Given problem: Pick out each line in these entries that contains the string "Dame".

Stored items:
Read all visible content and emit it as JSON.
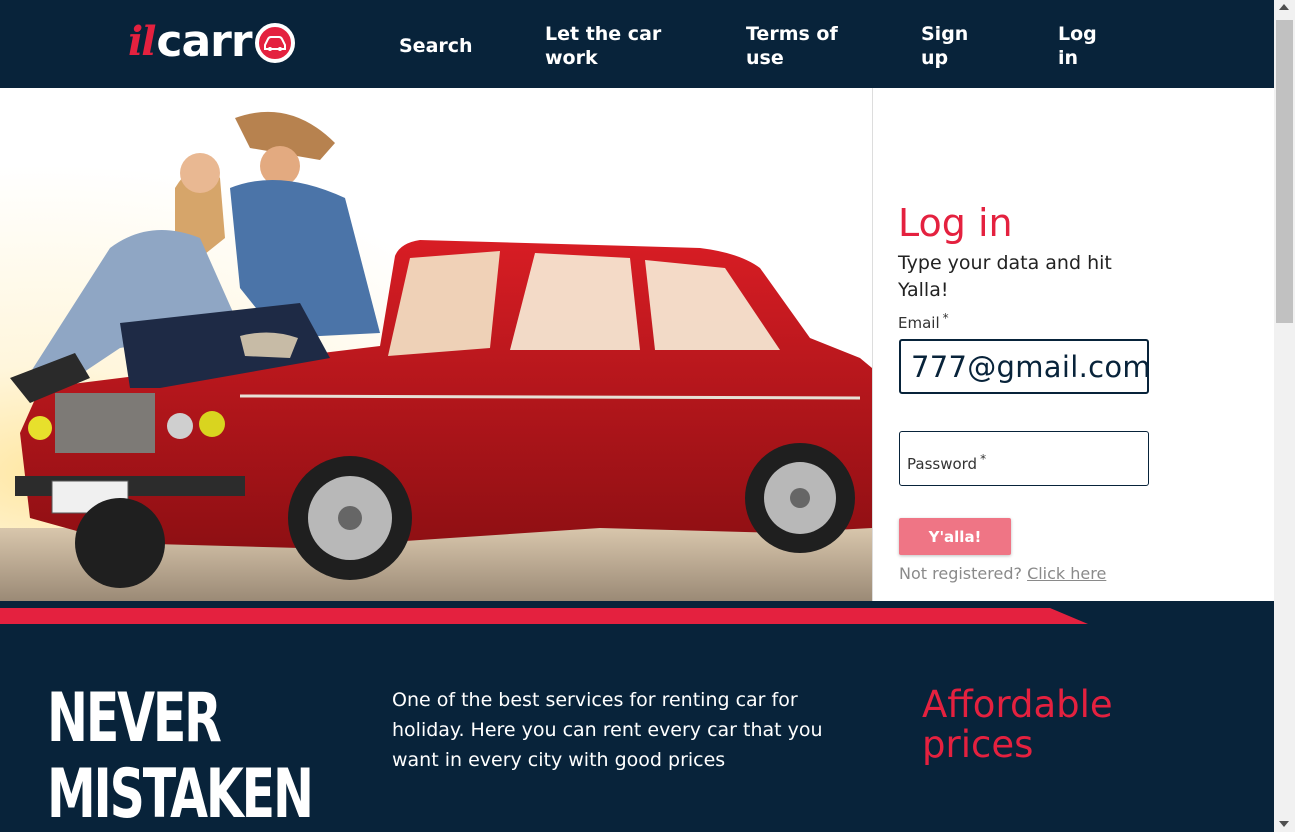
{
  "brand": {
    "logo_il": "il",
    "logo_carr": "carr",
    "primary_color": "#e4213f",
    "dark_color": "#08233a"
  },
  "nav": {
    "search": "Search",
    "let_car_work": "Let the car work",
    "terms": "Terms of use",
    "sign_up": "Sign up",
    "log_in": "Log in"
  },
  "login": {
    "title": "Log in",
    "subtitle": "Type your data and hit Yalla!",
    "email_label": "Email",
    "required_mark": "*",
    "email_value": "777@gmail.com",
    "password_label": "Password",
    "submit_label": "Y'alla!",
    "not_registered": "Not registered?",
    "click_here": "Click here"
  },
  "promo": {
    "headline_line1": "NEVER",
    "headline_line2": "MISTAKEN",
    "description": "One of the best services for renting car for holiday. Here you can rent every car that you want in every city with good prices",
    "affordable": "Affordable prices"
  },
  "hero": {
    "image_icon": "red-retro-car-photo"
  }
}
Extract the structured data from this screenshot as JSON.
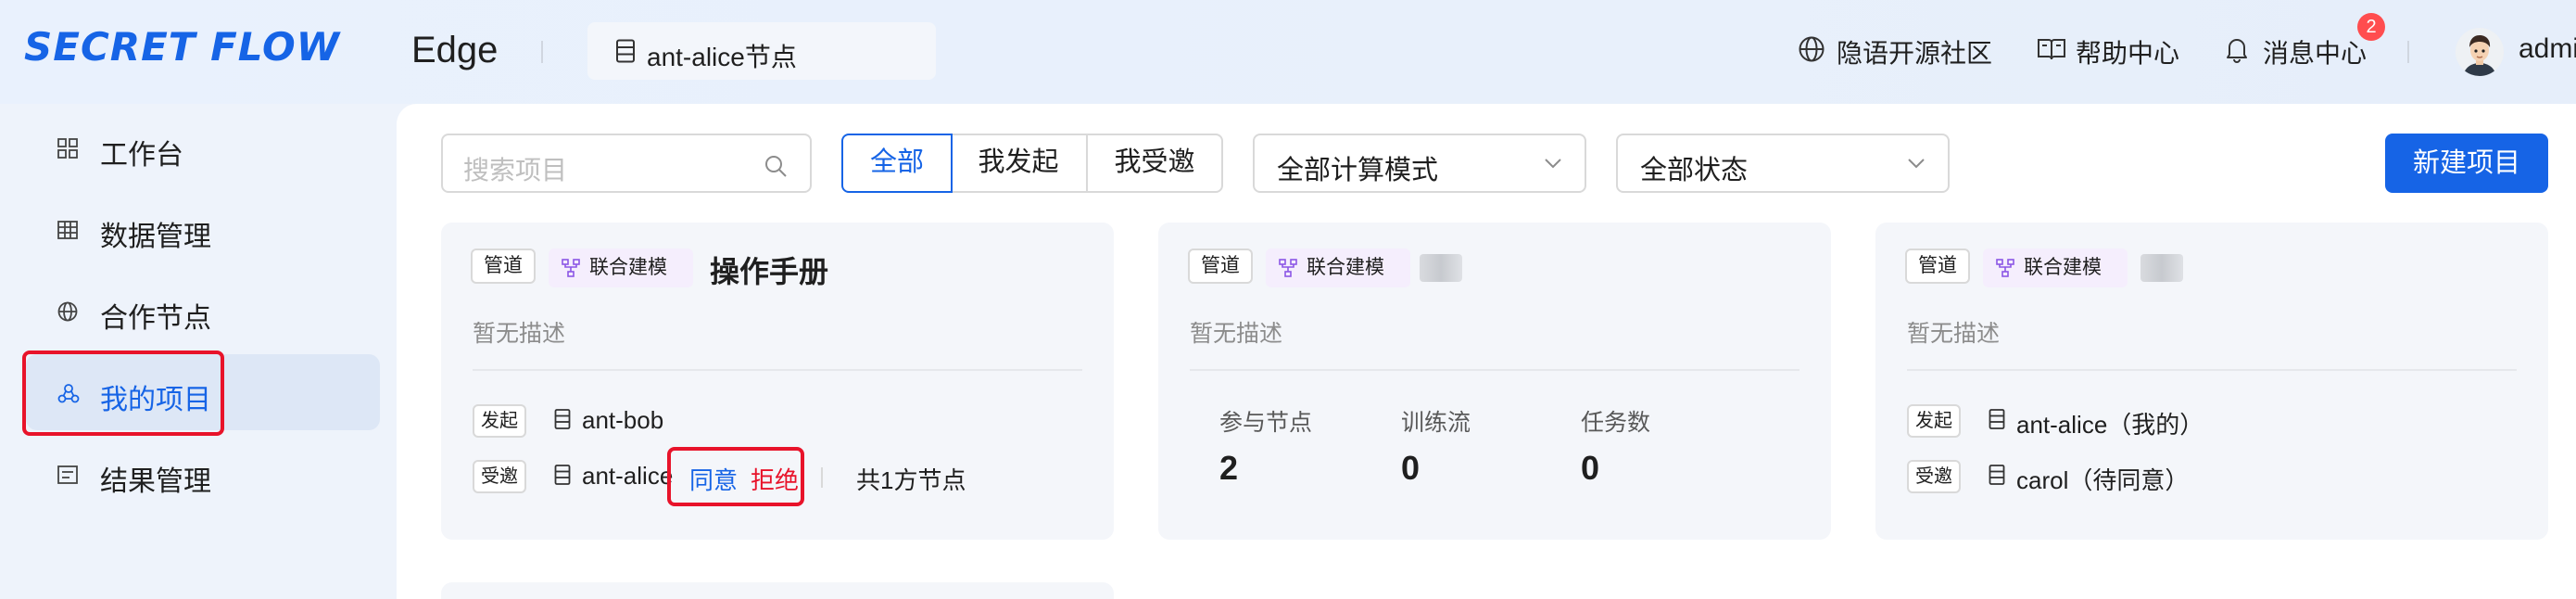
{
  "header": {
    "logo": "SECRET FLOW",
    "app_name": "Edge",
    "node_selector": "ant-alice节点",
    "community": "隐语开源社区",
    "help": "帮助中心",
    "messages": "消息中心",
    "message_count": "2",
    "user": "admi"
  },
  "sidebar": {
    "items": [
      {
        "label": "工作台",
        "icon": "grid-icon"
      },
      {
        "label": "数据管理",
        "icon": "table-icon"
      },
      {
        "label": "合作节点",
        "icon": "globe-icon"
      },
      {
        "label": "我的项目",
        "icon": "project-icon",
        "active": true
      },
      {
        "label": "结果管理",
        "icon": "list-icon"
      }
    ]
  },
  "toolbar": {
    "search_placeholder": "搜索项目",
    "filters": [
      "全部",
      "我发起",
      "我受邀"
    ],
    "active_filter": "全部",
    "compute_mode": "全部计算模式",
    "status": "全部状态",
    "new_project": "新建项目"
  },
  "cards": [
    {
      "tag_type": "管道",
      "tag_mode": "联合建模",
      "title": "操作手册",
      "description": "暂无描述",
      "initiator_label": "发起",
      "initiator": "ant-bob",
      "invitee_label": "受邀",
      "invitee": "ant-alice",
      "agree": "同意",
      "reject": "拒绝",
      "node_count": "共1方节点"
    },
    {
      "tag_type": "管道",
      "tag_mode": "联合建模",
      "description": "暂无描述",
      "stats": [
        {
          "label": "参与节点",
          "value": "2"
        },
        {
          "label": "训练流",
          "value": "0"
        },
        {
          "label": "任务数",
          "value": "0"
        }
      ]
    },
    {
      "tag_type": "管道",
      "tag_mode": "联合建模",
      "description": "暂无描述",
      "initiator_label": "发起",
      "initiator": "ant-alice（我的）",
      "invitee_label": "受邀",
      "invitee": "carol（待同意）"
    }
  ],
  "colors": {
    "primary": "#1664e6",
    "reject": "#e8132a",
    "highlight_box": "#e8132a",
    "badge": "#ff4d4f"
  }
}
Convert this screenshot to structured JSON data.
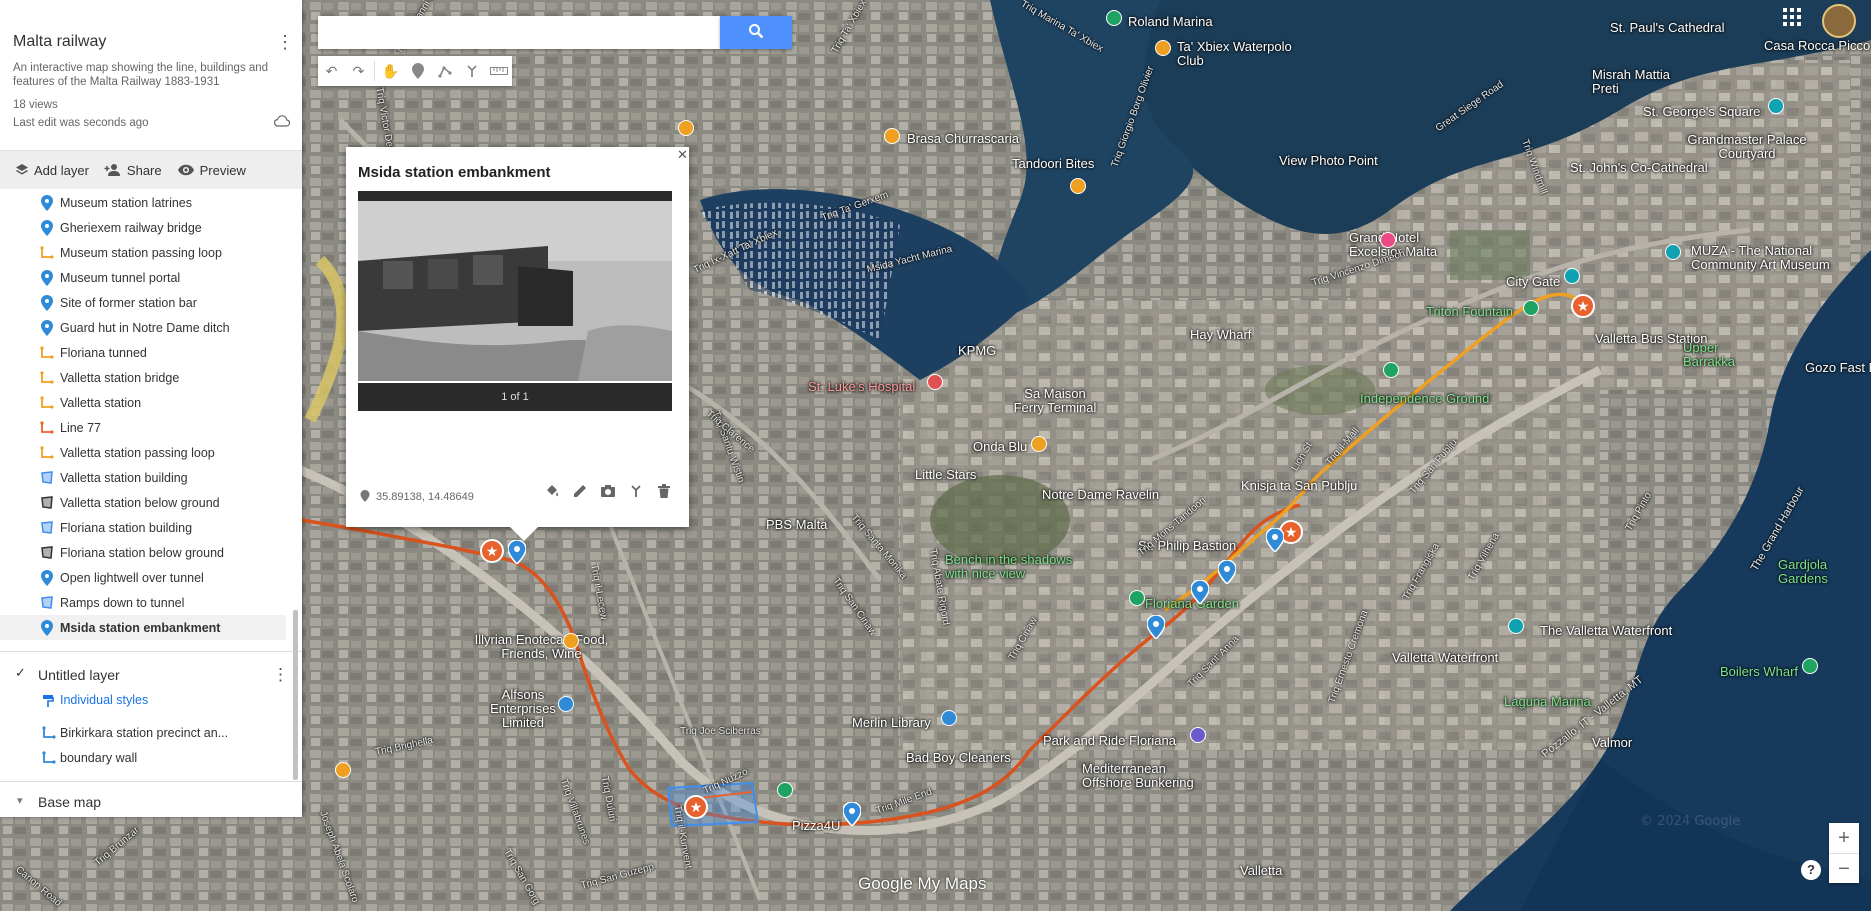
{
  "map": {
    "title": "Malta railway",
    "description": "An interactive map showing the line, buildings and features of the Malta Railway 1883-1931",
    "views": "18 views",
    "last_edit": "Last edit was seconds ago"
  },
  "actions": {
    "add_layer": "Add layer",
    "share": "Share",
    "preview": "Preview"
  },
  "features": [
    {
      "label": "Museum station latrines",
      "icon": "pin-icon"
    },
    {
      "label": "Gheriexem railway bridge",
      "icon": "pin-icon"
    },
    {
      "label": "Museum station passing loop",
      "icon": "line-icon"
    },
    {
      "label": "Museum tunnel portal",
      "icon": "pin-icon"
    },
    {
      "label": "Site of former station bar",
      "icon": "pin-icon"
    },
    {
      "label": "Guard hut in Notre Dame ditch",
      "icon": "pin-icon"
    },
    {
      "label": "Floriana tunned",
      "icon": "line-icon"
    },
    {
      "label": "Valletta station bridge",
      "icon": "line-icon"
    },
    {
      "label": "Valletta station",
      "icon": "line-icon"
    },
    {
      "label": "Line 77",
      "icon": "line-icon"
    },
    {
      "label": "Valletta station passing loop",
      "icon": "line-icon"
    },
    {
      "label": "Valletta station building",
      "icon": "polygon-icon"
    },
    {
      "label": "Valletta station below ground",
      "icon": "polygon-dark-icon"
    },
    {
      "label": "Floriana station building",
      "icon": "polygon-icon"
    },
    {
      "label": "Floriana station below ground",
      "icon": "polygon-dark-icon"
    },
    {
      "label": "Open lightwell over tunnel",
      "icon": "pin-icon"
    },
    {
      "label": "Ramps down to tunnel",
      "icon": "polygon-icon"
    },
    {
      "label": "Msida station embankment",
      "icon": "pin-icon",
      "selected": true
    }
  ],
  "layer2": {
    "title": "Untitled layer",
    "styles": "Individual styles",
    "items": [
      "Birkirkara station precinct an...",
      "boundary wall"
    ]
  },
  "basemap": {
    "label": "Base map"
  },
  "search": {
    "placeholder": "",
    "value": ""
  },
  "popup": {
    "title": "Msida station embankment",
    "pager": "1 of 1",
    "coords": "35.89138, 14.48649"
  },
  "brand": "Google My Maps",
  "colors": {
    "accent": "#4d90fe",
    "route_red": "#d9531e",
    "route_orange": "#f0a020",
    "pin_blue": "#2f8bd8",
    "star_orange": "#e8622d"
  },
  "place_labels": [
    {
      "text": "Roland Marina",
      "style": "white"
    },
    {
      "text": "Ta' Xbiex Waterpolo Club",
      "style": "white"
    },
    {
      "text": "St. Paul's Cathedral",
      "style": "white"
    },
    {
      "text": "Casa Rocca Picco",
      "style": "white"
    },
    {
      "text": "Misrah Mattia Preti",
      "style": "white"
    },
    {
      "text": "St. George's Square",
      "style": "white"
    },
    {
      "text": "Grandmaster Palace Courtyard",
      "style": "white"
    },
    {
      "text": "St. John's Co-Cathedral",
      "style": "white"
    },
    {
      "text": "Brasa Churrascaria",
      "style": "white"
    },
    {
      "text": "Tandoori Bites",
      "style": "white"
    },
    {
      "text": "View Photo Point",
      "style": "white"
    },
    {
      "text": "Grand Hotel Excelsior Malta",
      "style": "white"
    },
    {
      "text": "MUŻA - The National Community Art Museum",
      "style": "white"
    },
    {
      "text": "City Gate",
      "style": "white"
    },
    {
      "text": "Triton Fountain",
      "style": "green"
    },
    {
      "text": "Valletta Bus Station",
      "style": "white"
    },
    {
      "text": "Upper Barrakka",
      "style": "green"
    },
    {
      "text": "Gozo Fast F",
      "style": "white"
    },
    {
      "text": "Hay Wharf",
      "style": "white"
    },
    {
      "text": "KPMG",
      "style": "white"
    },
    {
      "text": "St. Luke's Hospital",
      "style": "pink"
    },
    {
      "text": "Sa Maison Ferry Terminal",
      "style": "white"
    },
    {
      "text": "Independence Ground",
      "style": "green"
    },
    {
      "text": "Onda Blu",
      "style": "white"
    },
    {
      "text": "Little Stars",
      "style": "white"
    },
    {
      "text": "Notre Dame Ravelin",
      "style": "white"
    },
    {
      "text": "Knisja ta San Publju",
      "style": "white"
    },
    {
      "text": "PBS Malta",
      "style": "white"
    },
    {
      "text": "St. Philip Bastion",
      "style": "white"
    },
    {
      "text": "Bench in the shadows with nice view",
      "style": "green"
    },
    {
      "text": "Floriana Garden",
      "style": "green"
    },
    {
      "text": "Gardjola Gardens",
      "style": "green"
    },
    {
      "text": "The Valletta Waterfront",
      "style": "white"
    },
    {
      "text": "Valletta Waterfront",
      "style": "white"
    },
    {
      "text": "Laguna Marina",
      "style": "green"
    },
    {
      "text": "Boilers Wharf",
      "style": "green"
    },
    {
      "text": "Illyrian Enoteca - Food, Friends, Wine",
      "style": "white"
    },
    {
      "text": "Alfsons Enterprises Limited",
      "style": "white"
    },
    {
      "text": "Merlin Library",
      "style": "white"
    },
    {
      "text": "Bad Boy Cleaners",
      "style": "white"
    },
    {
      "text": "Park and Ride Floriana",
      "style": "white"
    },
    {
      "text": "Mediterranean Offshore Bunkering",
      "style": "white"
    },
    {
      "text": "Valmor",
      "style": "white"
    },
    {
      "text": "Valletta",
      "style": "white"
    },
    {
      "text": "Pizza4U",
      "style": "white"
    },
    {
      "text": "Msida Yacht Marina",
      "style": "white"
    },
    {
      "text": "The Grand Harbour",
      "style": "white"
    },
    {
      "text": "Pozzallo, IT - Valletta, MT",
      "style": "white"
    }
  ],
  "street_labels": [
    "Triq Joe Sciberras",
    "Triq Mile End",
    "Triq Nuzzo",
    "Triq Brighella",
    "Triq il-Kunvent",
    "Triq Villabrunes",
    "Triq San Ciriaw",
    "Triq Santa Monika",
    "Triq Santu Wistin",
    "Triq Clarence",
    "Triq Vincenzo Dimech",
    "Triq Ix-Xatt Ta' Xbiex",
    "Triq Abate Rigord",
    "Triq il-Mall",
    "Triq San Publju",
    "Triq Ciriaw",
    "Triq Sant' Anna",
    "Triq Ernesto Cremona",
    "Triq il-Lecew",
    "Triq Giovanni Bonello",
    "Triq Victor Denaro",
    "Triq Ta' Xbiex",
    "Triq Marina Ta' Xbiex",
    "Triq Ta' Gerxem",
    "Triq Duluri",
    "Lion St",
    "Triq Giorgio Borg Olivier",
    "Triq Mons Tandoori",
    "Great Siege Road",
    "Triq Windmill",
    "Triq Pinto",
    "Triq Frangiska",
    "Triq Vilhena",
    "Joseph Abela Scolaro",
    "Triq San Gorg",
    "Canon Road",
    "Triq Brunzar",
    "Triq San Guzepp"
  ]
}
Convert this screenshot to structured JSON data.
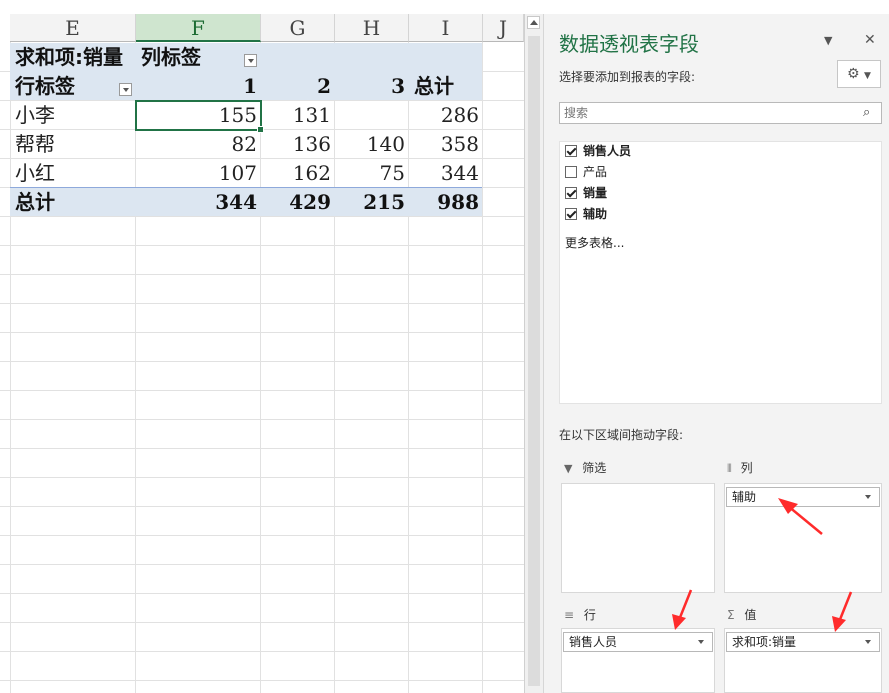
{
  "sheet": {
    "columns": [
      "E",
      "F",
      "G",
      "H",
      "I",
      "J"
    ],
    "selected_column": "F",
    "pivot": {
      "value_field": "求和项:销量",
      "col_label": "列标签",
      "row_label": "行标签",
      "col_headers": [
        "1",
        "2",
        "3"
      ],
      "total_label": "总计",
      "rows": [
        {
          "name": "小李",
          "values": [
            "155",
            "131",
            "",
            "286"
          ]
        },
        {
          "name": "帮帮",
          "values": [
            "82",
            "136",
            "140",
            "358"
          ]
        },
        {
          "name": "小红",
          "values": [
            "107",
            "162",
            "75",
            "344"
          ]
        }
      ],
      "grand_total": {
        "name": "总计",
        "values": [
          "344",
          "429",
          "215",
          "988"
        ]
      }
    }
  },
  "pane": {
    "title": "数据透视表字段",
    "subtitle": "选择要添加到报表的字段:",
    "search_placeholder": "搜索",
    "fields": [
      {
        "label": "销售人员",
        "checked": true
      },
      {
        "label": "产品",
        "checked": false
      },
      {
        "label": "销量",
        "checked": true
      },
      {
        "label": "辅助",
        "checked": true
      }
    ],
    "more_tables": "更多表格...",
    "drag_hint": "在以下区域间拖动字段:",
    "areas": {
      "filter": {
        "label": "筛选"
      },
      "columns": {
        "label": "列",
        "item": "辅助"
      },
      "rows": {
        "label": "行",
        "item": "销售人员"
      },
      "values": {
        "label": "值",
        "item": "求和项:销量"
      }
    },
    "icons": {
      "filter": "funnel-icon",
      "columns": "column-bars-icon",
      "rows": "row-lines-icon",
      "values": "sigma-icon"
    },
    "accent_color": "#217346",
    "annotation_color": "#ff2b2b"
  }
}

Answer for the task:
      "label": "Guard hut in Notre Dame ditch",
      "text": "Notre Dame Ravelin",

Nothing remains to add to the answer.